EXCERPT PROVIDED:
****************

Norway has announced the termination of its contract with NH Industries and plans to return the 13 NH90 helicopters it has so far received in return for a full refund of the NOK5 billion ($500 million) invested in their acquisition. The Ministry of Defense announced the axing of the contract on its website on June 10, noting that the Norwegian Defense Materiel Agency (NDMA or Forsvarsmateriell) had informed NH Industries of the decision, including the return of the helicopters and all attendant spare parts.
Norge leverer tilbake NH90-helikopteret:
– Det er en alvorlig avgjørelse, men uansett hvor mange timer personellet jobber, og uansett hvor mange deler vi bestiller, så vil ikke NH90 kunne møte Forsvarets behov, sier @Bjornarildgram. https://t.co/pBu3qlvbzP
— Forsvarsdepartement (@Forsvarsdep) June 10, 2022
Frustration with the program steadily mounted as the delivery schedule for the 14 helicopters continued to slip further and further from the original completion target of 2008. The final Norwegian unit was then to be delivered this year, but instead got pushed out to 2024.
On top of the overshot delivery timeframe, only eight of the units delivered arrived in final configuration. The platforms themselves proved unreliable, with the failure rate per flight hour for the eight units in final configuration 40 times too high.

****************

PROVIDED INFORMATION:
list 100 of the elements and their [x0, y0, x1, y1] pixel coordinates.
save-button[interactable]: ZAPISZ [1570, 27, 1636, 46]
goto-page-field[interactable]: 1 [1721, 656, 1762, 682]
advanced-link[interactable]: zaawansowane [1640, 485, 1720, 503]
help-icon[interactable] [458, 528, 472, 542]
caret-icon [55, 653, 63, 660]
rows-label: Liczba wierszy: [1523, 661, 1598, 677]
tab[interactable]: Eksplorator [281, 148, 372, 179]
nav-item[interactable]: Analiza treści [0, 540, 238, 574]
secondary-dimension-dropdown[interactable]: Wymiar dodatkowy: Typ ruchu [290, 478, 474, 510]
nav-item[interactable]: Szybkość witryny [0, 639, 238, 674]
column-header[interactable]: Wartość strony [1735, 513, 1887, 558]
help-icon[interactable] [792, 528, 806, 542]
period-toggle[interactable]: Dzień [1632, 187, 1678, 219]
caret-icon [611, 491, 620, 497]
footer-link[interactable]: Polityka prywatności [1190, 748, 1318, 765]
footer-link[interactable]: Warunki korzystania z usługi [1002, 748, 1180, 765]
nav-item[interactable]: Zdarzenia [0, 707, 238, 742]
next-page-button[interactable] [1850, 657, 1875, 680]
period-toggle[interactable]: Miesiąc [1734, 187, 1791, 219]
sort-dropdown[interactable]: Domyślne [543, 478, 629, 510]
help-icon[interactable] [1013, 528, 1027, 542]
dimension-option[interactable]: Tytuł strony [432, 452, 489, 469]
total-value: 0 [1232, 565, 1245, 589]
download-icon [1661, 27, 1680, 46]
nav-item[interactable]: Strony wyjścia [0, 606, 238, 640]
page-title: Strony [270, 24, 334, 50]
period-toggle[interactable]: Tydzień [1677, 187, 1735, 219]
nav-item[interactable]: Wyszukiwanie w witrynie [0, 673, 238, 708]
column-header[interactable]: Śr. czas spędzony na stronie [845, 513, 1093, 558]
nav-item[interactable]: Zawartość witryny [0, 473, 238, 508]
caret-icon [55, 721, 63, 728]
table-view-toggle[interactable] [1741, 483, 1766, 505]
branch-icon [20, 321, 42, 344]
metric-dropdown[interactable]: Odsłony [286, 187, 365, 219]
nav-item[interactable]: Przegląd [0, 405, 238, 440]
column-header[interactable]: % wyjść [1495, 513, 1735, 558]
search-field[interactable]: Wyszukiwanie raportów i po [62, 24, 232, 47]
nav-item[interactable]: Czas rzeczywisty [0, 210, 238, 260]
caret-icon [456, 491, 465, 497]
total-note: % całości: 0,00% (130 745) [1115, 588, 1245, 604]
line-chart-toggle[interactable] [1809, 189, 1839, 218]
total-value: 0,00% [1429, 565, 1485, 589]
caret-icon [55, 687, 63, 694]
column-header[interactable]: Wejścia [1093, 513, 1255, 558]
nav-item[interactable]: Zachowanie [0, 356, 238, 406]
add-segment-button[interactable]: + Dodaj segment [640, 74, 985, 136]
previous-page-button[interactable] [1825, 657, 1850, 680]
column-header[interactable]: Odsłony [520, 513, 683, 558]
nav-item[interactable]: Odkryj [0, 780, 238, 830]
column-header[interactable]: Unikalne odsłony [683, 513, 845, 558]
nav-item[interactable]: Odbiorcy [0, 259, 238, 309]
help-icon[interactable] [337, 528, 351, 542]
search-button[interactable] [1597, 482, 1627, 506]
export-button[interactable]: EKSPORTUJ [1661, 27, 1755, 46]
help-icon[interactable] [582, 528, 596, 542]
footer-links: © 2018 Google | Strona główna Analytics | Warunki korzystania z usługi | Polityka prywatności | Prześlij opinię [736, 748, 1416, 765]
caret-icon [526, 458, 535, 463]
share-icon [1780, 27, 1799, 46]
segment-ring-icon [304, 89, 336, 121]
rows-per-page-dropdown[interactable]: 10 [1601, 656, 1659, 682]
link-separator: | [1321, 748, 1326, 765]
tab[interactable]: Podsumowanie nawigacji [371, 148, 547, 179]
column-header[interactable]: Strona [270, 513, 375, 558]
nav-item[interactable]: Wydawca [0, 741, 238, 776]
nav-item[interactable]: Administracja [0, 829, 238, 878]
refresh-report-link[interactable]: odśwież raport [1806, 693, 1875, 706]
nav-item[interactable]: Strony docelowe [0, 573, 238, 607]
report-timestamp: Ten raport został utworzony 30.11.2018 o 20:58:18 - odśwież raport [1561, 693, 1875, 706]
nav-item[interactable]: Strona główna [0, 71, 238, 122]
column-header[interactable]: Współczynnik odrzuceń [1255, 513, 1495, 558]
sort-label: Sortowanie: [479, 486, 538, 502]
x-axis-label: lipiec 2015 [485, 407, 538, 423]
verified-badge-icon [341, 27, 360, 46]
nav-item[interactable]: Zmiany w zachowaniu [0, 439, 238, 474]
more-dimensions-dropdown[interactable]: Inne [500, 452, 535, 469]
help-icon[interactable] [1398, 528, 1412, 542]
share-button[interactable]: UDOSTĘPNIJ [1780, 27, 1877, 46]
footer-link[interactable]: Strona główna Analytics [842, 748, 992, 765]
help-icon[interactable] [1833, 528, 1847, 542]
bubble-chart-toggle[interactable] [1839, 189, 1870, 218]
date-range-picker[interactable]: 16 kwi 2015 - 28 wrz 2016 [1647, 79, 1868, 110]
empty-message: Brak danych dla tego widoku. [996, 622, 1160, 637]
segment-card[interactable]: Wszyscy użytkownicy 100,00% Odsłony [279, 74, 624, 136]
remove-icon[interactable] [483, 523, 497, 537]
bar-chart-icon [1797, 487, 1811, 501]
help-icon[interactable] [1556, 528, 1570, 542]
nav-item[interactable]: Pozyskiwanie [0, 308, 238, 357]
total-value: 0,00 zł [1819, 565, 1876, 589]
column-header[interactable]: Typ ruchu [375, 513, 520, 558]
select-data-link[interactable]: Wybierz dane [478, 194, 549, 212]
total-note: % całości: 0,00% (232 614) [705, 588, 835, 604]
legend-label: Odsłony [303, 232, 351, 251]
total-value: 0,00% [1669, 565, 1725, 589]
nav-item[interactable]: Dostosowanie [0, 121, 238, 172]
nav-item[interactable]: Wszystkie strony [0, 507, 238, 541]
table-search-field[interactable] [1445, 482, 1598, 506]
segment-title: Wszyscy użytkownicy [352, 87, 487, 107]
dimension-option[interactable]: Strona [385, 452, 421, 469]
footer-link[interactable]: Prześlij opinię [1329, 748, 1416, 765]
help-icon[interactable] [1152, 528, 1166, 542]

****************

PROBLEM STATEMENT:
In the piece on Norway's NH90 helicopters, reproduce the stretch from "Norway has announced" through "attendant spare parts.", but switch every "NH Industries" to "the manufacturer".

TASK ANSWER:
Norway has announced the termination of its contract with the manufacturer and plans to return the 13 NH90 helicopters it has so far received in return for a full refund of the NOK5 billion ($500 million) invested in their acquisition. The Ministry of Defense announced the axing of the contract on its website on June 10, noting that the Norwegian Defense Materiel Agency (NDMA or Forsvarsmateriell) had informed the manufacturer of the decision, including the return of the helicopters and all attendant spare parts.